[Rows from a dataset]
○ ○ ○ ○
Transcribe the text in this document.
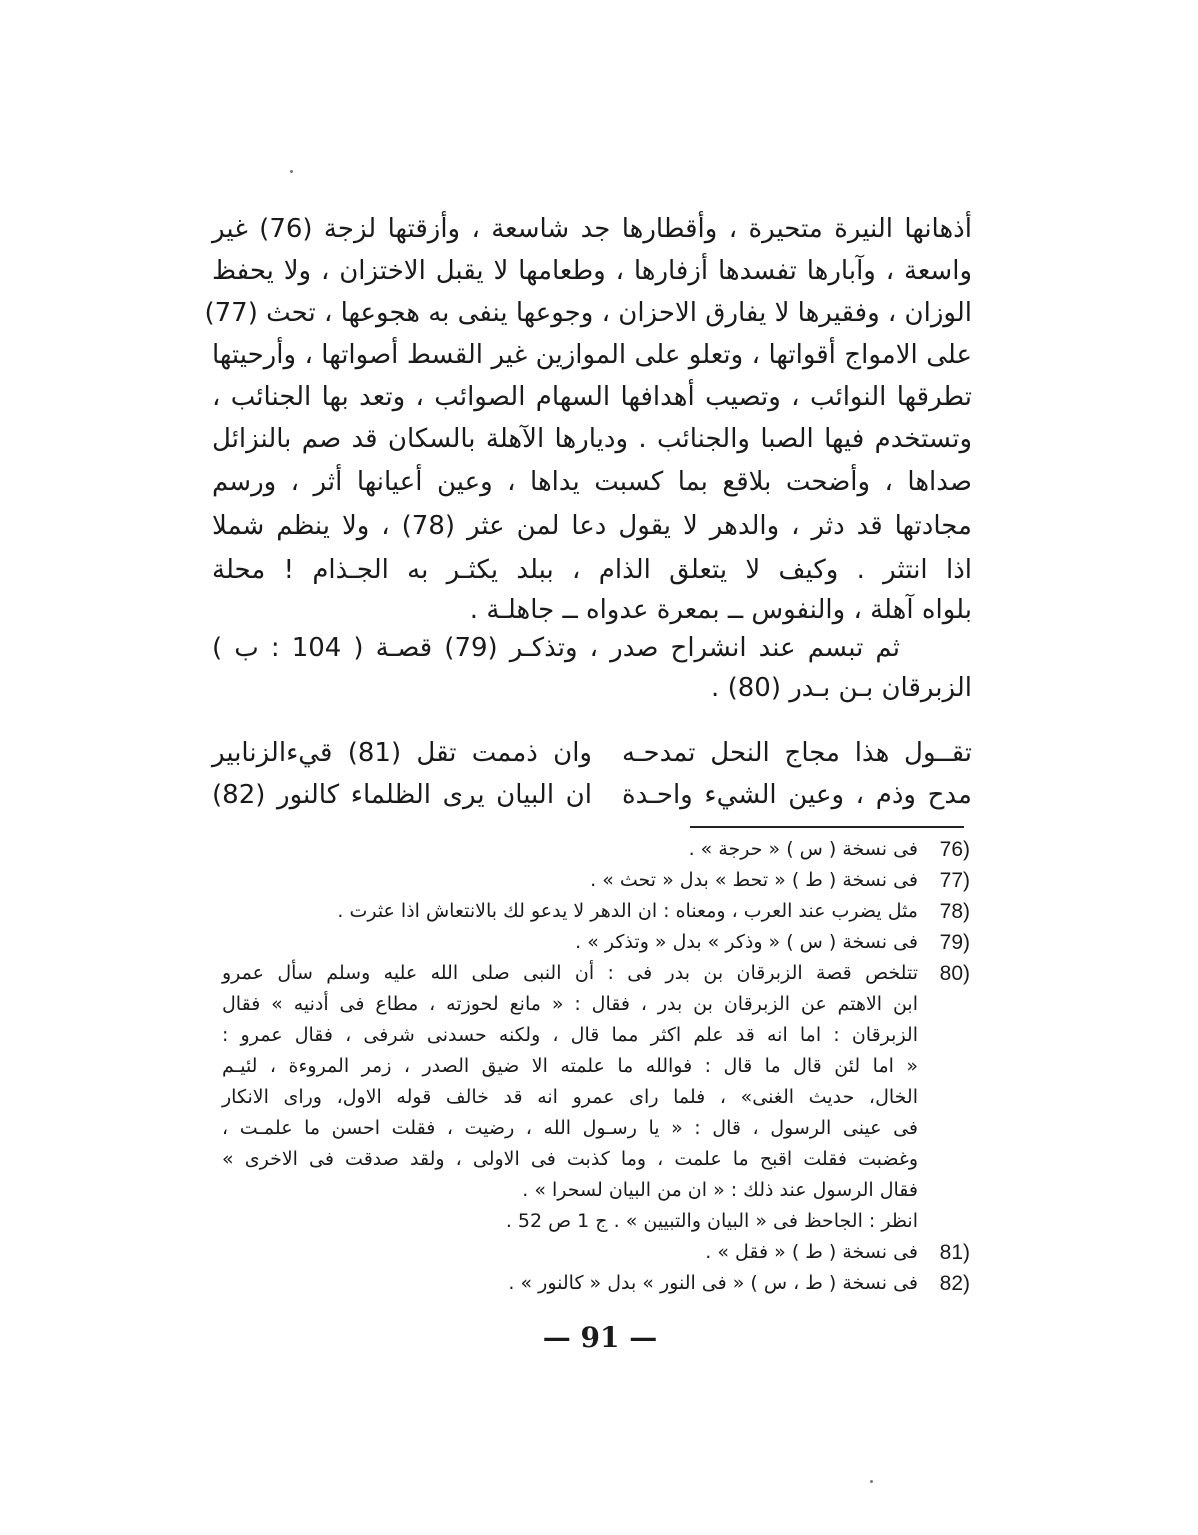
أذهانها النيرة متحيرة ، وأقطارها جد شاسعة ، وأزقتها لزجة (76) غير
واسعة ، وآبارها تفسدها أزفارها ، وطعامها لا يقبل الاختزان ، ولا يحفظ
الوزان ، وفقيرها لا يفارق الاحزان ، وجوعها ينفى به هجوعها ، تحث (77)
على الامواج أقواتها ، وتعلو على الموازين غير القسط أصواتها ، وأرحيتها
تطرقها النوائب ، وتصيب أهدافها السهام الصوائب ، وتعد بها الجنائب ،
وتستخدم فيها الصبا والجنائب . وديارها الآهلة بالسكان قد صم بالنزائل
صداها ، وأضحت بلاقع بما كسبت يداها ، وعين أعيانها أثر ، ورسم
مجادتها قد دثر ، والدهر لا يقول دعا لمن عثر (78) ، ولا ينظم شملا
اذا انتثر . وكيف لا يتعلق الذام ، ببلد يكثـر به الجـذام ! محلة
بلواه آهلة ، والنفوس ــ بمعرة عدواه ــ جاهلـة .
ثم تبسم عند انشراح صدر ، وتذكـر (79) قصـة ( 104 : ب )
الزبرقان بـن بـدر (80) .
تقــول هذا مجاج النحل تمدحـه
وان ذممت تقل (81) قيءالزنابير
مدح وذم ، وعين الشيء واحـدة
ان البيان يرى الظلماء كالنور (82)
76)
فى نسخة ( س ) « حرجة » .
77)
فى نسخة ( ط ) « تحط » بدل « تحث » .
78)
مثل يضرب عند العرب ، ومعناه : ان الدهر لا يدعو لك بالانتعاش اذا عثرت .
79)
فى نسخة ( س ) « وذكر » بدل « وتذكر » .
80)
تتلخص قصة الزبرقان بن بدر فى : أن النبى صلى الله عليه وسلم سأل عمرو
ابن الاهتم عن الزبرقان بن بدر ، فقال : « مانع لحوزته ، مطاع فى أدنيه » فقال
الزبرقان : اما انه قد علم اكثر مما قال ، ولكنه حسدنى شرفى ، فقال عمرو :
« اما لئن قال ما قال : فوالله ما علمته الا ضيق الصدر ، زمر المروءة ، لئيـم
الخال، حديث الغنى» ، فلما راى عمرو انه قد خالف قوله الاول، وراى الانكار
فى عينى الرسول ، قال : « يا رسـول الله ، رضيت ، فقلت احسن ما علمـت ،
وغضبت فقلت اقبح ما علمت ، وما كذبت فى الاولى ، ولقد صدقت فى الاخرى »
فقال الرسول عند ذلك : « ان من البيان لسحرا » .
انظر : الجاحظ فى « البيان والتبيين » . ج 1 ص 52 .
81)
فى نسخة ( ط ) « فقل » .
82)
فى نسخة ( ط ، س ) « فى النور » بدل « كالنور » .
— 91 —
○ ○ ○ ○
== Work to do ==
For each line of the entries that includes "فقلت", show that line.

== Finished answer ==
فى عينى الرسول ، قال : « يا رسـول الله ، رضيت ، فقلت احسن ما علمـت ،
وغضبت فقلت اقبح ما علمت ، وما كذبت فى الاولى ، ولقد صدقت فى الاخرى »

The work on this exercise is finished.